> **ACTION ITEM**: Entries follow. Return each line that contains the word "Suivi".

::: RECORD SET :::

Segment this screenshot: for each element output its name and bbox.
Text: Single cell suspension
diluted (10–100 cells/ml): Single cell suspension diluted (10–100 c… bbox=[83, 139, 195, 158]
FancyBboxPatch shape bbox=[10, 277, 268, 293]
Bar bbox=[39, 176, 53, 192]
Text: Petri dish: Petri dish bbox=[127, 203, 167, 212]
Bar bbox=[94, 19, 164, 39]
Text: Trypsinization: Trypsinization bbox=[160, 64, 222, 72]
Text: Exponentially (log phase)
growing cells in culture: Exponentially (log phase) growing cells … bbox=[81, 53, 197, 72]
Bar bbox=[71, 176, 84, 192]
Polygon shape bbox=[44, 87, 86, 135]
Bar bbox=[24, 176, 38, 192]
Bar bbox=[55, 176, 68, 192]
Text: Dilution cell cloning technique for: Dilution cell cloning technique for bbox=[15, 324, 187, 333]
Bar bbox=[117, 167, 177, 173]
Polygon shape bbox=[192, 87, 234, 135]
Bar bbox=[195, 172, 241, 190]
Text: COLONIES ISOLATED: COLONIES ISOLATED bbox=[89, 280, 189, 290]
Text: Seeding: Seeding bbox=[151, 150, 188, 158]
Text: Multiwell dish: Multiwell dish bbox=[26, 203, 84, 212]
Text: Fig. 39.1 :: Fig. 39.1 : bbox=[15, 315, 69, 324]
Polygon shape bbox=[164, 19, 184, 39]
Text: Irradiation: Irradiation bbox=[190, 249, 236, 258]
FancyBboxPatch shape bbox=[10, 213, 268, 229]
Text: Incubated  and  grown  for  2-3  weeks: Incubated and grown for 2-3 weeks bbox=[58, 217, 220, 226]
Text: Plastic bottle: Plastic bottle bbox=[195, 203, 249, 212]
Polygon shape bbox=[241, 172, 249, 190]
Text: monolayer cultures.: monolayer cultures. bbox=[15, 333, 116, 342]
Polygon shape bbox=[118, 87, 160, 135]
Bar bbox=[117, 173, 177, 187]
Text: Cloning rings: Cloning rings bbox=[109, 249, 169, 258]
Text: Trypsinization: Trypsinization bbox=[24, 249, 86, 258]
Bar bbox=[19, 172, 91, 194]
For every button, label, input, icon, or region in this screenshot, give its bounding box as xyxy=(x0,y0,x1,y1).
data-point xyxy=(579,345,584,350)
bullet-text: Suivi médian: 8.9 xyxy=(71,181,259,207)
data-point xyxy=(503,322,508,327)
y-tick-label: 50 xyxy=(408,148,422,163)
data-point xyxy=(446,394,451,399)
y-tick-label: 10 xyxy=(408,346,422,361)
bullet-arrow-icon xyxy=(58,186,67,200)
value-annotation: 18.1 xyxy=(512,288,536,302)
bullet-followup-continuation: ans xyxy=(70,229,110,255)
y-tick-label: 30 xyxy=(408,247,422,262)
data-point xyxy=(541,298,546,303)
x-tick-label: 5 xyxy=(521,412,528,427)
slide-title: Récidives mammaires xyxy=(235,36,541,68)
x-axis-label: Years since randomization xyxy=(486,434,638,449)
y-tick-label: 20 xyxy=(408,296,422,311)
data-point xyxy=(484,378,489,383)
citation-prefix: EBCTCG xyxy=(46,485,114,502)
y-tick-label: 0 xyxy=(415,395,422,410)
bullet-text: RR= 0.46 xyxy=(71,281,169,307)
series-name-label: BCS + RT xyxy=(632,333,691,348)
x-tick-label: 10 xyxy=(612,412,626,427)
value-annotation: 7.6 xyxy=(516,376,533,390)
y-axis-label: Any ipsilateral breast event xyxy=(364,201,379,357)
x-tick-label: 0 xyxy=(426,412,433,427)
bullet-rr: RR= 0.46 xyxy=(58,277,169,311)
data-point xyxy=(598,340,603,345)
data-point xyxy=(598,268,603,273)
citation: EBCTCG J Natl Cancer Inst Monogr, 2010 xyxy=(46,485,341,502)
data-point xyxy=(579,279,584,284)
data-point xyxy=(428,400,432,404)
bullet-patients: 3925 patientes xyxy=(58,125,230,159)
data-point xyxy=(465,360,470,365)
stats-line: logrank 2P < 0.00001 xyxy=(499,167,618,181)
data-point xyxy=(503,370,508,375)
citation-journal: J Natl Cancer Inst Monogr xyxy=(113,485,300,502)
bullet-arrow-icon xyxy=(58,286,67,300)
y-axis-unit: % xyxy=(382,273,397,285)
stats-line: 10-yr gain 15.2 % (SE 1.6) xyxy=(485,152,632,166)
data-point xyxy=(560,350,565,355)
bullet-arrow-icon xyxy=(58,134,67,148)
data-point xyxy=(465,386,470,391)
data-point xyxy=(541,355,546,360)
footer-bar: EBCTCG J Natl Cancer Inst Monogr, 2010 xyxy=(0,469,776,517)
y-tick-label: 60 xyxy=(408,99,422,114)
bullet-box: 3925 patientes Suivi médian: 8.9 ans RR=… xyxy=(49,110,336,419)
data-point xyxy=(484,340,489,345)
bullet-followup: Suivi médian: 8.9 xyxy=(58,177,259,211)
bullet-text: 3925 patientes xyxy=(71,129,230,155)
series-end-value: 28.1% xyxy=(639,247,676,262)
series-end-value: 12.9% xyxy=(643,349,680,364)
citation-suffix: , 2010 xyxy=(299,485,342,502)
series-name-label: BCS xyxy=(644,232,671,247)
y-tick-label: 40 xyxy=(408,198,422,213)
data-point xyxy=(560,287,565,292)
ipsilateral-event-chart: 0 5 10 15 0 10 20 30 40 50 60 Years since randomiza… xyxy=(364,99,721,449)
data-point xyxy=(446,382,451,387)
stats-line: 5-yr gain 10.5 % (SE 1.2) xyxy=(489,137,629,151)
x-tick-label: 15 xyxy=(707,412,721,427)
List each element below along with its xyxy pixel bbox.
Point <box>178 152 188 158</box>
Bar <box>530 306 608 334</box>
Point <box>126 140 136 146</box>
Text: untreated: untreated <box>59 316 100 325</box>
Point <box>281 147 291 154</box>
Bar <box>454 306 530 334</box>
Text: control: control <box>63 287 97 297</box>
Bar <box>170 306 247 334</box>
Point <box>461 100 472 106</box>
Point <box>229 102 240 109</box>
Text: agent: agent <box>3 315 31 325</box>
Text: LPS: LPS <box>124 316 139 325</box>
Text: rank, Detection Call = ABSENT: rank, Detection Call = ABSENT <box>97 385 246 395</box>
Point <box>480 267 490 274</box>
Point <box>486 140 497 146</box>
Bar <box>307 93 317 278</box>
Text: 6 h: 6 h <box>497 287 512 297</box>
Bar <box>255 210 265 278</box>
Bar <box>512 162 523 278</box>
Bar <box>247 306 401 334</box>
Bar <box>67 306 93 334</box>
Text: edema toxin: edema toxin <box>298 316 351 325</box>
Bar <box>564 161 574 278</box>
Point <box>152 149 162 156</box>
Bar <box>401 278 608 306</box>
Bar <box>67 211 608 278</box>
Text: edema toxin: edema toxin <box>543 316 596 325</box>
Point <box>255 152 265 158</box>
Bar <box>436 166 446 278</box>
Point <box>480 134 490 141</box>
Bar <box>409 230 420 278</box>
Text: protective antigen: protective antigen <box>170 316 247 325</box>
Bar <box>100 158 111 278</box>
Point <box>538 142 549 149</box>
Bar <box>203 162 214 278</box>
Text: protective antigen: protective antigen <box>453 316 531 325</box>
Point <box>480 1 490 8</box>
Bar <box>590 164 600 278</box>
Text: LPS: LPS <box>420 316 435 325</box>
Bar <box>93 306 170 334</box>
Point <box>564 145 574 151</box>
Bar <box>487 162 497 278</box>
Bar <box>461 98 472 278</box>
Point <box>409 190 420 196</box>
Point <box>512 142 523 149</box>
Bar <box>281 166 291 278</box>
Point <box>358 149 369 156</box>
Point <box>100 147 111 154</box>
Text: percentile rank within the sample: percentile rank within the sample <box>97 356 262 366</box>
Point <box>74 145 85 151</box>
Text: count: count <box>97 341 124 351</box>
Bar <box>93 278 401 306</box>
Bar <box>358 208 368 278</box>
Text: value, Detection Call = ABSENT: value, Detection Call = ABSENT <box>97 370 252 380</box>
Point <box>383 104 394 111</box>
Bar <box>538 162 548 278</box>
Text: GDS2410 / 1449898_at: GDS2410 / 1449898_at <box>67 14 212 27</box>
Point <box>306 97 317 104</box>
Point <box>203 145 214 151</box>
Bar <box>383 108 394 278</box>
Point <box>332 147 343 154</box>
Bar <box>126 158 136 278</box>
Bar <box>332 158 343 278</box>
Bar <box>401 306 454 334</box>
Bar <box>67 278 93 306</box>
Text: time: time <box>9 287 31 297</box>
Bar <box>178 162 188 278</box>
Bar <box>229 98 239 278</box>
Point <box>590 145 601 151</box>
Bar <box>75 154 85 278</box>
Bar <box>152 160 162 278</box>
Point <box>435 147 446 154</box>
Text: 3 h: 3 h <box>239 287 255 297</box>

:::

> **PROBLEM SOLUTION**:
bullet-text: Suivi médian: 8.9 xyxy=(71,181,259,207)
bullet-box: 3925 patientes Suivi médian: 8.9 ans RR=… xyxy=(49,110,336,419)
bullet-followup: Suivi médian: 8.9 xyxy=(58,177,259,211)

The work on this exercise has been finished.